───── Given information ─────
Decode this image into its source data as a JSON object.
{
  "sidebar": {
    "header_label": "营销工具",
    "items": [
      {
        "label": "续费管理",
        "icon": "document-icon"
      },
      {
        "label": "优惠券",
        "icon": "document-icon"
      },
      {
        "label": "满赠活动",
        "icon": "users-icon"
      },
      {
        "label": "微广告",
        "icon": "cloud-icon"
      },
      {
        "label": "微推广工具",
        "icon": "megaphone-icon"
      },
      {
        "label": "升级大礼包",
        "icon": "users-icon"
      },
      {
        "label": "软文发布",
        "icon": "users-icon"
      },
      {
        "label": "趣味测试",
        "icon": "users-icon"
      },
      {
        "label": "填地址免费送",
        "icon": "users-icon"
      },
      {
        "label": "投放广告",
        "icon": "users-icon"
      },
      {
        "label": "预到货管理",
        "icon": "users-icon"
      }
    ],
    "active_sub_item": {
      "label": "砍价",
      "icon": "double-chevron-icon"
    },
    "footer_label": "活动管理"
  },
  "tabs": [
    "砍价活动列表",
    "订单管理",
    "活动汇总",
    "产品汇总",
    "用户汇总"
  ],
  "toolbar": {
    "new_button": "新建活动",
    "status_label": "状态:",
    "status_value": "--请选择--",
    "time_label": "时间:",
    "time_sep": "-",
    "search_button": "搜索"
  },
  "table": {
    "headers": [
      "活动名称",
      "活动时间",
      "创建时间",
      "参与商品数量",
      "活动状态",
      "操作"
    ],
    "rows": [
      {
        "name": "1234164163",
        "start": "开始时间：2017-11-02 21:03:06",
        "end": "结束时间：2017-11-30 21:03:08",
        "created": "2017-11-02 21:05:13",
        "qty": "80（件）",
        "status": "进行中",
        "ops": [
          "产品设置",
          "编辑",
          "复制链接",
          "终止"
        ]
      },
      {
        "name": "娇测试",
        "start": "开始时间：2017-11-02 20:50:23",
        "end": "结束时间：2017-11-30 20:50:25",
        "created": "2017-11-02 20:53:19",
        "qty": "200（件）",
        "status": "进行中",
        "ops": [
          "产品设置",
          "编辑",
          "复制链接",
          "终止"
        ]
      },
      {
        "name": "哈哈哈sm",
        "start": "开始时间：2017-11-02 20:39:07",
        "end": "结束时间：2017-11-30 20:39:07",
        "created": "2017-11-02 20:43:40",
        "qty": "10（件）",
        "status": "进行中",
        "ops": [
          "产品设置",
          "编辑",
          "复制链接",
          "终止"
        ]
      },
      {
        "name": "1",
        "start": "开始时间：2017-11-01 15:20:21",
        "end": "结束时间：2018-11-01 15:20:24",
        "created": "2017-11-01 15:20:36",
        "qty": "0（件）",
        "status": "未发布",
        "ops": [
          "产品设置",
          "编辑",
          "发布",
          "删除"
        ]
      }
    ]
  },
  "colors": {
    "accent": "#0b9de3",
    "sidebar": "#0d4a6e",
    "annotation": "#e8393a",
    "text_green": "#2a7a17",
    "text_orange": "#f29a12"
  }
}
─────
Directive ▸ Reproduce each line holding the word "start".

The result ▸
        "start": "开始时间：2017-11-02 21:03:06",
        "start": "开始时间：2017-11-02 20:50:23",
        "start": "开始时间：2017-11-02 20:39:07",
        "start": "开始时间：2017-11-01 15:20:21",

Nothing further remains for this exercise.